Provided entries:
# # #

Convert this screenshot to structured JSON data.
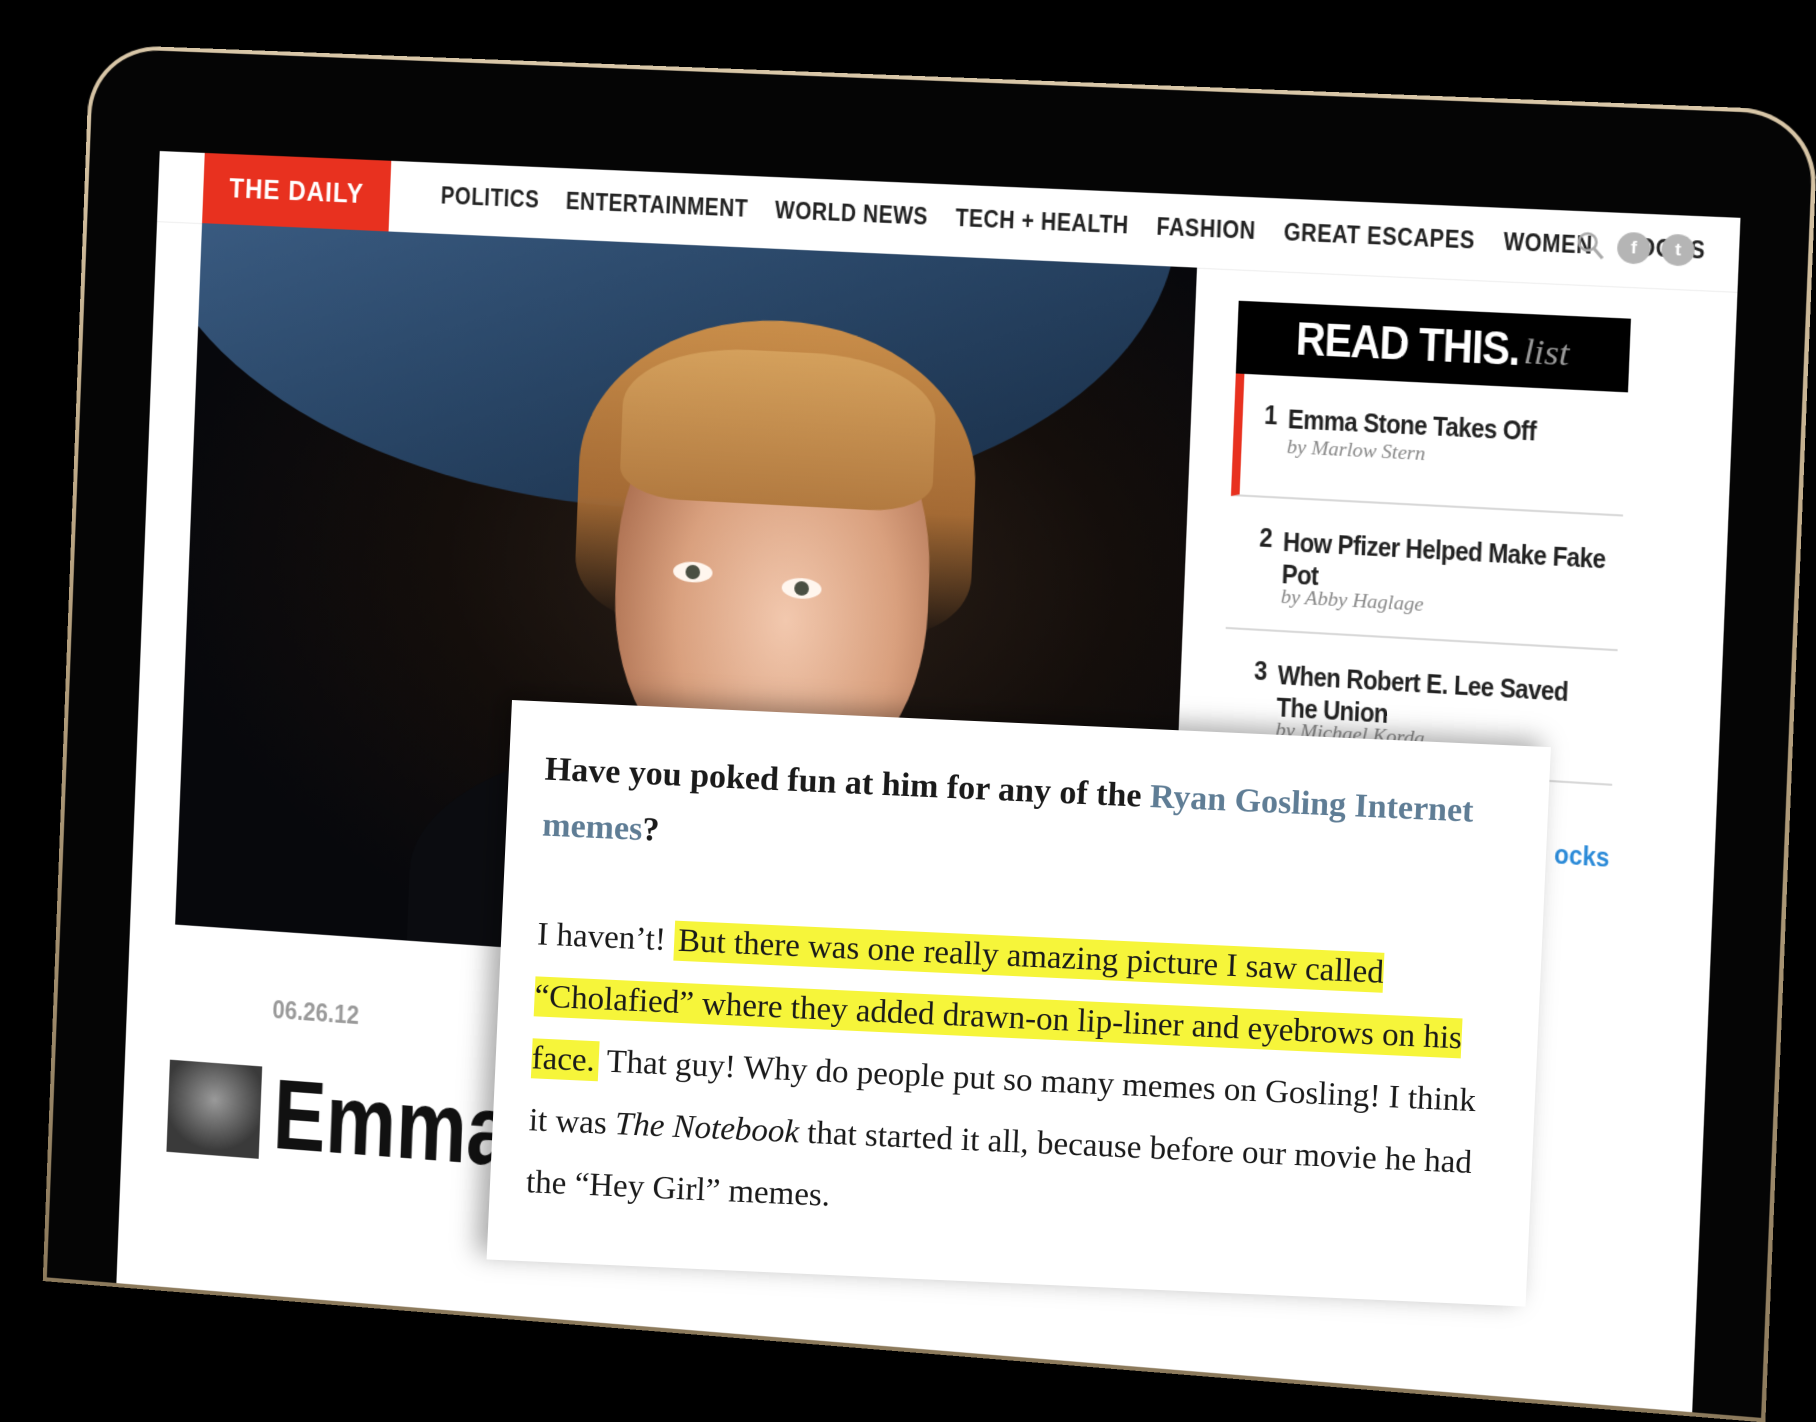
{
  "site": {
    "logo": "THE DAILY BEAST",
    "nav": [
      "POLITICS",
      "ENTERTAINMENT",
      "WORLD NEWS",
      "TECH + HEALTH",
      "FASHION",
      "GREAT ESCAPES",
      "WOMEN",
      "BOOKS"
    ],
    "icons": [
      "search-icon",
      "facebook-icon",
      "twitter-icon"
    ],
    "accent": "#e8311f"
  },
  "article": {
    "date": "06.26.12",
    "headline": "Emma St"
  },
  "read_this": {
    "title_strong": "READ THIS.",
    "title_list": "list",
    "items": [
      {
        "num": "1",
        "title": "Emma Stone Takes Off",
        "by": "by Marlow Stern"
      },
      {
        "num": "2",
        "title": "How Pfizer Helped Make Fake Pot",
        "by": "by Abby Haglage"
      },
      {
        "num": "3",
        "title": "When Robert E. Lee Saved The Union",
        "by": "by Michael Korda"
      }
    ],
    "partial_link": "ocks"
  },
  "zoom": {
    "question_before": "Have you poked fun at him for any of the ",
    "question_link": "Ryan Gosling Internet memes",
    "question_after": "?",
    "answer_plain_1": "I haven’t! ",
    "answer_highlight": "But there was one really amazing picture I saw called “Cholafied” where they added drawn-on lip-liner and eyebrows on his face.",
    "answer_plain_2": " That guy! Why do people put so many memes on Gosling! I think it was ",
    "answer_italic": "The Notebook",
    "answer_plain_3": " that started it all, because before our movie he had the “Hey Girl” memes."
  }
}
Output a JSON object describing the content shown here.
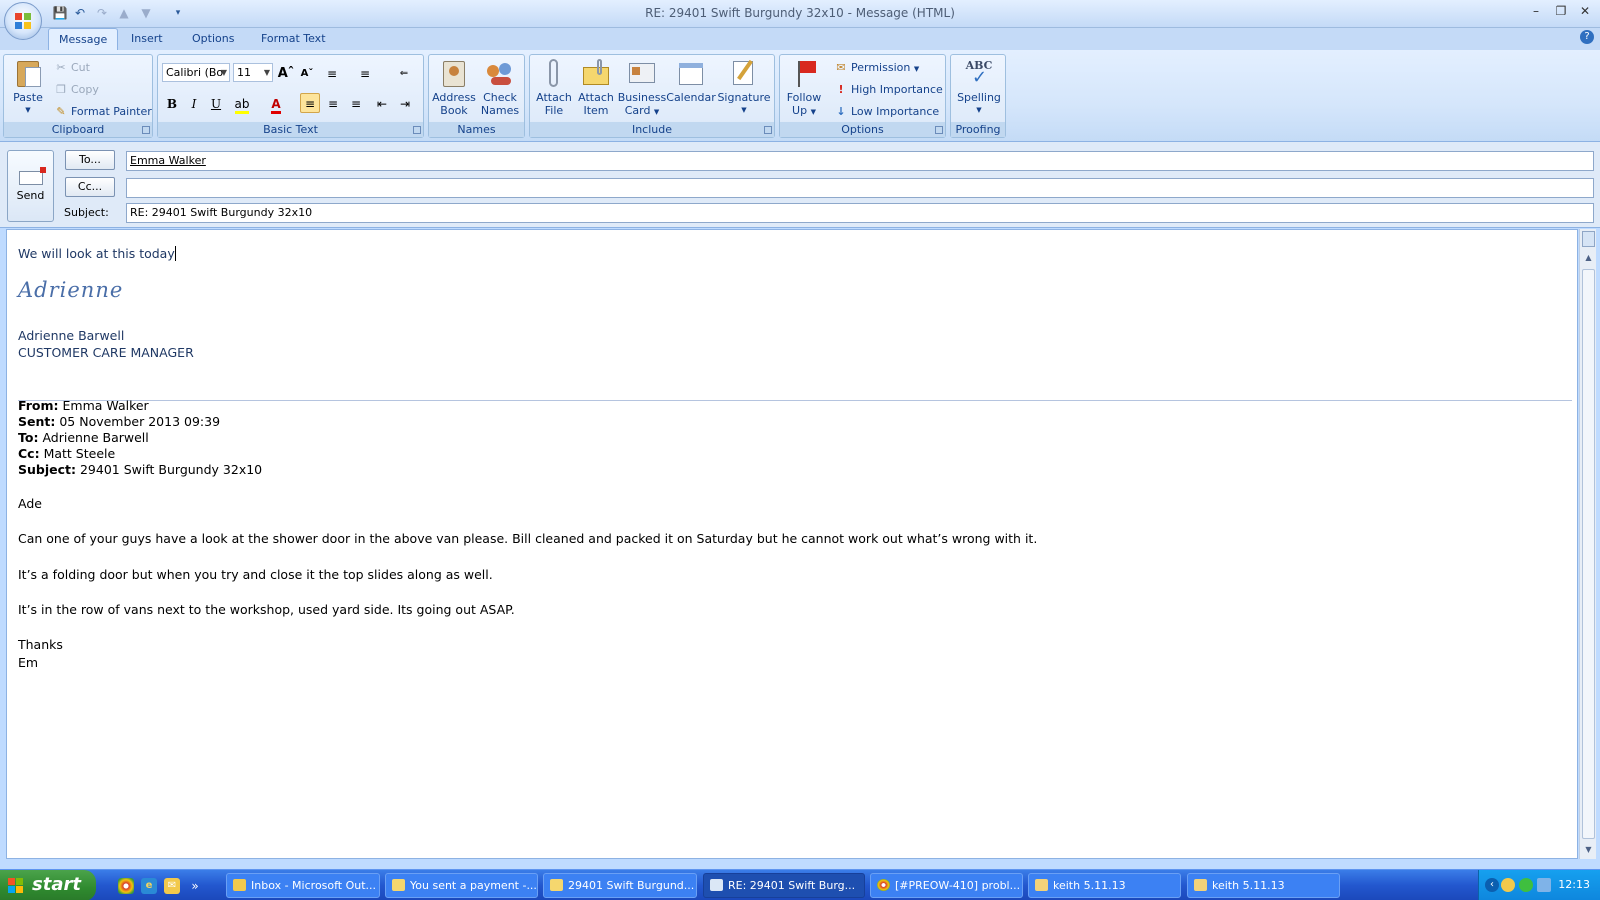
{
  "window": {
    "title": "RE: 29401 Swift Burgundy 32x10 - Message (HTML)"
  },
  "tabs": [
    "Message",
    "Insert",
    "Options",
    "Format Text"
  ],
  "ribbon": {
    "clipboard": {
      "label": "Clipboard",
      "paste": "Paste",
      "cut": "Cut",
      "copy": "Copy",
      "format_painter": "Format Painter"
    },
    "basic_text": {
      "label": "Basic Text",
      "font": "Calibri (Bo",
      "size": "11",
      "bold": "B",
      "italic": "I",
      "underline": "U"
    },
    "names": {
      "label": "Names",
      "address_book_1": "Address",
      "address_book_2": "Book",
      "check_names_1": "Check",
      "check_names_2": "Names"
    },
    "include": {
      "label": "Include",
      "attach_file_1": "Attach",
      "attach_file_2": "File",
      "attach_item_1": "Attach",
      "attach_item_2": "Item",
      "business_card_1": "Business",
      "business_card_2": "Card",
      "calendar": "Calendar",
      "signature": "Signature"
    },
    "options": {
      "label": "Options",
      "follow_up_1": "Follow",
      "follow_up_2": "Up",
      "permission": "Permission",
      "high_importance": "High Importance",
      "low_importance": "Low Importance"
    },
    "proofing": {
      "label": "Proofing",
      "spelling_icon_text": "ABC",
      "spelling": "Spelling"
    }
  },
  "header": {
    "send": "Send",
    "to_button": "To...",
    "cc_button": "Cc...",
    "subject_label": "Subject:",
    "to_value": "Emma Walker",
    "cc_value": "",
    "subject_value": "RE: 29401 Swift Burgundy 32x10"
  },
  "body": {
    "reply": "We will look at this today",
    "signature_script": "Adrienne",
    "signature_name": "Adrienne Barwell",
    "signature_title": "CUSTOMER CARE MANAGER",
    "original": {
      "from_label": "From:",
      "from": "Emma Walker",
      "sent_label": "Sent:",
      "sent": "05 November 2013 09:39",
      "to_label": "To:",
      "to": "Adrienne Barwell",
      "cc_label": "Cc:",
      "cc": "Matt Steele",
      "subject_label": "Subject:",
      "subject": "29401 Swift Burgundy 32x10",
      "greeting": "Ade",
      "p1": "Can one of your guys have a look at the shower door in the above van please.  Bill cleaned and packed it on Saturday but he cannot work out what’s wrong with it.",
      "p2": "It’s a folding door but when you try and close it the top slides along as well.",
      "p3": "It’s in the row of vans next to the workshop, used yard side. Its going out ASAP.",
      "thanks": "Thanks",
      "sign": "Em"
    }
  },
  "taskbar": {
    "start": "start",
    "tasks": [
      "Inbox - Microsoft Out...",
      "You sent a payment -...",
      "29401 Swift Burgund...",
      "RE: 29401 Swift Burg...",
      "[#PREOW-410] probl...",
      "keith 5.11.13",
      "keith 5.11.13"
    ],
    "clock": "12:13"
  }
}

# # #

Task details: Which lines include the word "Swift"? Copy every one of them.

Task result:
    "title": "RE: 29401 Swift Burgundy 32x10 - Message (HTML)"
    "subject_value": "RE: 29401 Swift Burgundy 32x10"
      "subject": "29401 Swift Burgundy 32x10",
      "29401 Swift Burgund...",
      "RE: 29401 Swift Burg...",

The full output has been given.